Dataset items
## start

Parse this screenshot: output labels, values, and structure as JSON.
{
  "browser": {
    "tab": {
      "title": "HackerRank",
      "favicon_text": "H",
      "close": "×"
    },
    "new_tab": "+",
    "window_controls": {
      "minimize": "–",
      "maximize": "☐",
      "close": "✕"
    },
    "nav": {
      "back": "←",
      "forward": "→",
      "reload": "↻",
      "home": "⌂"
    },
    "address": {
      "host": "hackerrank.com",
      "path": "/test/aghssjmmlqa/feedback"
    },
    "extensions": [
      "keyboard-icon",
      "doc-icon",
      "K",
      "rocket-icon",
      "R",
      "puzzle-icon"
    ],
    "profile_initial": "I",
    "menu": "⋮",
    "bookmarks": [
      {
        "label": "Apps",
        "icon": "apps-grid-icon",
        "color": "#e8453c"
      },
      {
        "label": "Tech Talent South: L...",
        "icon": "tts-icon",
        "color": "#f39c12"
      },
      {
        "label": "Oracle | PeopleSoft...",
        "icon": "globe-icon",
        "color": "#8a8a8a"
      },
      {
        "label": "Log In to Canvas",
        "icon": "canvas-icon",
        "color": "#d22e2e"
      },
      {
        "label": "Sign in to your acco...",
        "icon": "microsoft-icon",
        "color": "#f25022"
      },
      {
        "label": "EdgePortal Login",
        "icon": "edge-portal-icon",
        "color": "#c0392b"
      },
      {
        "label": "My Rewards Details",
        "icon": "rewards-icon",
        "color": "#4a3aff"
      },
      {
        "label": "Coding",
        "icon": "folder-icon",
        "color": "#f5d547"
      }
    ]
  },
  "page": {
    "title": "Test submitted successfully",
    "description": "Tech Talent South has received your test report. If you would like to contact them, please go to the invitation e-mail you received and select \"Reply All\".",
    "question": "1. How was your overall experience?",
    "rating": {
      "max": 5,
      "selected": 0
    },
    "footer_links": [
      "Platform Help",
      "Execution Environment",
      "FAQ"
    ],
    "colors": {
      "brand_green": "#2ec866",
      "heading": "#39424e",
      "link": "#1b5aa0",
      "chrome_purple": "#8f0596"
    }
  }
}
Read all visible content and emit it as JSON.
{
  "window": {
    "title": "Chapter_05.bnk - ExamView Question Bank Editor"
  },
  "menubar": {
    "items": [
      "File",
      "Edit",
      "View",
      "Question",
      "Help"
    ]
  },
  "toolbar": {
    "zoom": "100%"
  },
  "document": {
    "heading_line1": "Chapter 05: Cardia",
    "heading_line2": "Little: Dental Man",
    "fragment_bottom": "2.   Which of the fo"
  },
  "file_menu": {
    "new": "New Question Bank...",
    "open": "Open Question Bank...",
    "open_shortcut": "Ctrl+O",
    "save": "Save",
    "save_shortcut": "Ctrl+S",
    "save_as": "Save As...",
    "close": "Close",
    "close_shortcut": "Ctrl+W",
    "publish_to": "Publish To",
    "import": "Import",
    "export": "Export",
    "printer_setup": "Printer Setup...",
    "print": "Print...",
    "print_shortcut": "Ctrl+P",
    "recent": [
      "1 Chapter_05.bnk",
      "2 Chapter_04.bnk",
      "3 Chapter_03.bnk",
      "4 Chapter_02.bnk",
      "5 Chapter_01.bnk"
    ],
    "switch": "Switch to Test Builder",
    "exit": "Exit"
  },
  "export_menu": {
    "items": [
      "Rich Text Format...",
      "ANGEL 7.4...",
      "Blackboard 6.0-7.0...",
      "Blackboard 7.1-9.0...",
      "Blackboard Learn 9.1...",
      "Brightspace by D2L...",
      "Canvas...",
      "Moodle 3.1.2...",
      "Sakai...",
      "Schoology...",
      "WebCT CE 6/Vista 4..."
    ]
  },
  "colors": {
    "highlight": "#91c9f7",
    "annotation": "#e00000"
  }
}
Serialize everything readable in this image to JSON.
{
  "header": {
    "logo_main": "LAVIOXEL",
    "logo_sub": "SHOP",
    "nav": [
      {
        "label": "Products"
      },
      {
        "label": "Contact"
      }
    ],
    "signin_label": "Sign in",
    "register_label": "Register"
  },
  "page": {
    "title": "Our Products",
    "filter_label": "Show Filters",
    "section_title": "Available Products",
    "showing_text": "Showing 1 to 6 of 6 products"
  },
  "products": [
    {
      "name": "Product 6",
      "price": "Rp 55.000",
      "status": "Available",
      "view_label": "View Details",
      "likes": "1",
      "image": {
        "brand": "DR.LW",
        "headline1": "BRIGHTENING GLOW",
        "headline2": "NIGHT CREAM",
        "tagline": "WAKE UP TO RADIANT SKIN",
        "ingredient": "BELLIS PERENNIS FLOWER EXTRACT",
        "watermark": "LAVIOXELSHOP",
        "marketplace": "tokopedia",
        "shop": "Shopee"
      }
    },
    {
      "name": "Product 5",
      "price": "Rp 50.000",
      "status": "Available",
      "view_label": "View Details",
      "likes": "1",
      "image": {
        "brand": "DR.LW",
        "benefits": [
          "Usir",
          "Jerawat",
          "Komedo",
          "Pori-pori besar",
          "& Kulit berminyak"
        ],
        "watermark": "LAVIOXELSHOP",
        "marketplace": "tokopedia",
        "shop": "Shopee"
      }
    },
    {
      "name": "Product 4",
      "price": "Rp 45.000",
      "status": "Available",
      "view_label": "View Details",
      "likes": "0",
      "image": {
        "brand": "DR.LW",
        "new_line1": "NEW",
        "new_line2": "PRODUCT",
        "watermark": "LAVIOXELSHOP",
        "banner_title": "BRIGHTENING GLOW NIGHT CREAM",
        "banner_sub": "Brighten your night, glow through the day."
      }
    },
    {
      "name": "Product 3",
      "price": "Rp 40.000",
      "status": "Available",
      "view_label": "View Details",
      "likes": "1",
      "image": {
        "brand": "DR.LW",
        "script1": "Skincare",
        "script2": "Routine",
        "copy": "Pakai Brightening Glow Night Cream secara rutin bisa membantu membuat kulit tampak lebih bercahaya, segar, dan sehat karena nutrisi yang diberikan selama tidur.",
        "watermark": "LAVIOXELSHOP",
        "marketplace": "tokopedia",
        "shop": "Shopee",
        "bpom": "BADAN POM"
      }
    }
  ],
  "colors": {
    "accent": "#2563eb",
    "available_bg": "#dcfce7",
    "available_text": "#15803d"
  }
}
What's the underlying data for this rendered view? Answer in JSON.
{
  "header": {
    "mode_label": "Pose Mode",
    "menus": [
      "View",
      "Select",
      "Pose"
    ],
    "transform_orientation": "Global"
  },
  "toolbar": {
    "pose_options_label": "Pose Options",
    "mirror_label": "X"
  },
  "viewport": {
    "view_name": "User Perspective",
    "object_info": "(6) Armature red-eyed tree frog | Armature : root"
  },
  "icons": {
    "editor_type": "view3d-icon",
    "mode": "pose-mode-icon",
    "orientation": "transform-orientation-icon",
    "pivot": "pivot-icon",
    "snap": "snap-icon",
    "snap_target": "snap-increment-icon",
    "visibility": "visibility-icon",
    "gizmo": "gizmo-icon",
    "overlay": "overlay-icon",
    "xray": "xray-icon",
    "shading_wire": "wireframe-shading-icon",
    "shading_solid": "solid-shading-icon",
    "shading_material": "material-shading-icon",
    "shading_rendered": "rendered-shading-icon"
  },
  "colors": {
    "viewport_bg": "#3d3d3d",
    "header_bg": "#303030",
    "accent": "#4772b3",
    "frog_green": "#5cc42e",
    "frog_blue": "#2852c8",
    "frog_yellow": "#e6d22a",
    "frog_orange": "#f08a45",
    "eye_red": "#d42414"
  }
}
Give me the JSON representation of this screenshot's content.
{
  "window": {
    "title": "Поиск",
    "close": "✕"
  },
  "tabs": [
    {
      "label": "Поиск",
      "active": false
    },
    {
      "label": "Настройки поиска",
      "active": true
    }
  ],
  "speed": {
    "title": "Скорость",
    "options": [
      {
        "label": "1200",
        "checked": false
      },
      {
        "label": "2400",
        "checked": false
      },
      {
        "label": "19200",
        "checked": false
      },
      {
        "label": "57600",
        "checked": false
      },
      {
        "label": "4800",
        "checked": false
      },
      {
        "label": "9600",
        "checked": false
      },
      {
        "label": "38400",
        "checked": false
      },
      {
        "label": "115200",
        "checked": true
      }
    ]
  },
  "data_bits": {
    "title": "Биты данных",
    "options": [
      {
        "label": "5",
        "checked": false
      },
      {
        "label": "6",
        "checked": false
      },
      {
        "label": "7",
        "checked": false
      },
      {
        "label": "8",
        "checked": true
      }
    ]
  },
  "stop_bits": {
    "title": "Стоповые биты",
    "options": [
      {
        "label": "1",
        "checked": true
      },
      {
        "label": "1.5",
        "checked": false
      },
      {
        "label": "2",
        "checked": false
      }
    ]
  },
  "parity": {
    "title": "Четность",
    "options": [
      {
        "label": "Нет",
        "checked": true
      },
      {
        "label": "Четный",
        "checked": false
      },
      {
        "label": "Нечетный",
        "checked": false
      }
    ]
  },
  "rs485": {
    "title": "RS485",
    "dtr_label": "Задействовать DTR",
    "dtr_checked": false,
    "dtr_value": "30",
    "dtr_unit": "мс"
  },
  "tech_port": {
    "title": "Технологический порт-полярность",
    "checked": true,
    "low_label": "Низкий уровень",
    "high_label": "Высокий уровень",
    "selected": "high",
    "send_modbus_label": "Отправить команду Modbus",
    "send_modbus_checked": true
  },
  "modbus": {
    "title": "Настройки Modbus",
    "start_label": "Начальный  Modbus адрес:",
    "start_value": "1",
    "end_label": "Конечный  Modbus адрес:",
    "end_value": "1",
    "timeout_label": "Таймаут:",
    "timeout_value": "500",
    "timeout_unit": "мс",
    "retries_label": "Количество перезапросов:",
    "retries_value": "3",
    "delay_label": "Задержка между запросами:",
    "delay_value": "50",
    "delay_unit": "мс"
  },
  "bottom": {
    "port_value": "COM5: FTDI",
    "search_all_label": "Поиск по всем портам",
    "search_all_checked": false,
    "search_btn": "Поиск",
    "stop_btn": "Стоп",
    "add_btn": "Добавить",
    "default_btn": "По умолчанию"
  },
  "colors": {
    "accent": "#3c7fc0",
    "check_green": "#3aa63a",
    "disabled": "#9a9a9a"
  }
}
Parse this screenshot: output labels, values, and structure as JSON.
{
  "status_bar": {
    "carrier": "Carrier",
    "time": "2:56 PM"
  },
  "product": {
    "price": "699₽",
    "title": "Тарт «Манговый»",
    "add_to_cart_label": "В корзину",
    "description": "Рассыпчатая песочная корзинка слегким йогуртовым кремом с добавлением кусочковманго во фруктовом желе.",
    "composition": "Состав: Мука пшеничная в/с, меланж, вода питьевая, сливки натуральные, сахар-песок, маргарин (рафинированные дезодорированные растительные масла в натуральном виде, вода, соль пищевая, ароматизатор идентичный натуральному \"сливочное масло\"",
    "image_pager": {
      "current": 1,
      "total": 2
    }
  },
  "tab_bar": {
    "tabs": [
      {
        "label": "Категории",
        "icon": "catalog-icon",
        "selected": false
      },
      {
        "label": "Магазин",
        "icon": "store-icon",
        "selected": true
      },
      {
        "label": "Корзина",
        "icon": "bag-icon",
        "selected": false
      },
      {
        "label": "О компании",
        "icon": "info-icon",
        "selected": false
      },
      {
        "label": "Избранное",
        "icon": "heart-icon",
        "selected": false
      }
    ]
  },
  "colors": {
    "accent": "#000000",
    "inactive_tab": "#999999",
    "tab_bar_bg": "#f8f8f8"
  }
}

## end

◆ Instructions to follow ◆
Which lines of the material contain the string "description"? List each of them.

◆ Exercise output ◆
    "description": "Tech Talent South has received your test report. If you would like to contact them, please go to the invitation e-mail you received and select \"Reply All\".",
    "description": "Рассыпчатая песочная корзинка слегким йогуртовым кремом с добавлением кусочковманго во фруктовом желе.",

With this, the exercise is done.